- Challenges -
#1 Reproduce the portion of the MNIST notebook between "test_images = convert_to_numpy(test_data)" and "DataLoader(train_dataset, batch_size=batch_size, shuffle=True)", inclusive.
#2 Name every distinct layer type that the MNIST notebook places inside the Generator's nn.Sequential.

- Page text -
....
# FOR TRAIN SPLIT OF ONLY 2K

## Imports

In [None]:
import tensorflow_datasets as tfds
import torch
from torch.utils.data import DataLoader, TensorDataset
import numpy as np
import torch.nn as nn
import torch.optim as optim
import matplotlib.pyplot as plt
import seaborn as sns
from sklearn.metrics import confusion_matrix, ConfusionMatrixDisplay

## Data perparation

In [None]:
# Loading
(train_data, test_data), ds_info = tfds.load(
    'mnist_corrupted/identity',
    split=['train[:2000]', 'test[:2000]'],
    as_supervised=True,
    with_info=True
)


def convert_to_numpy(dataset):
    return np.array([img.numpy() for img, _ in dataset])

train_images = convert_to_numpy(train_data)
test_images = convert_to_numpy(test_data)


train_images = torch.Tensor(train_images / 255.0).unsqueeze(1).squeeze(-1)
test_images = torch.Tensor(test_images / 255.0).unsqueeze(1).squeeze(-1)

# Creating DataLoader
batch_size = 128
train_dataset = TensorDataset(train_images)
test_dataset = TensorDataset(test_images)

train_loader = DataLoader(train_dataset, batch_size=batch_size, shuffle=True)
test_loader = DataLoader(test_dataset, batch_size=batch_size, shuffle=False)

print(f"Training set size: {len(train_images)}")
print(f"Test set size (identity): {len(test_images)}")

## Model definition

In [None]:
class Generator(nn.Module):
    def __init__(self):
        super(Generator, self).__init__()
        self.network = nn.Sequential(
            nn.ConvTranspose2d(nz, ngf * 4, 4, 1, 0, bias=True),
            nn.BatchNorm2d(ngf * 4),
            nn.ELU(),
            nn.ConvTranspose2d(ngf * 4, ngf * 2, 3, 2, 1, bias=True),
            nn.BatchNorm2d(ngf * 2),
            nn.ELU(),
            nn.ConvTranspose2d(ngf * 2, ngf, 4, 2, 1, bias=True),
            nn.BatchNorm2d(ngf),
            nn.ELU(),
            nn.ConvTranspose2d(ngf, 1, 4, 2, 1, bias=True),
            nn.Tanh()
        )
....
- Provided material -
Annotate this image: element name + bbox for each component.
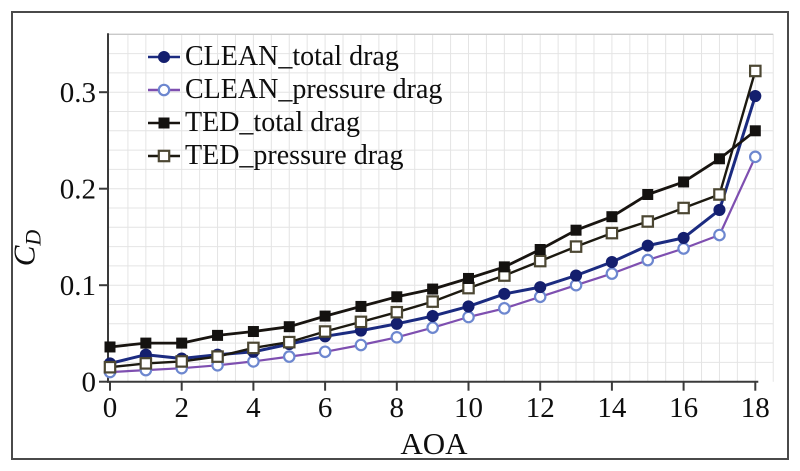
....
- Answers by task -
#1
test_images = convert_to_numpy(test_data)


train_images = torch.Tensor(train_images / 255.0).unsqueeze(1).squeeze(-1)
test_images = torch.Tensor(test_images / 255.0).unsqueeze(1).squeeze(-1)

# Creating DataLoader
batch_size = 128
train_dataset = TensorDataset(train_images)
test_dataset = TensorDataset(test_images)

train_loader = DataLoader(train_dataset, batch_size=batch_size, shuffle=True)

#2
nn.ConvTranspose2d
nn.BatchNorm2d
nn.ELU
nn.Tanh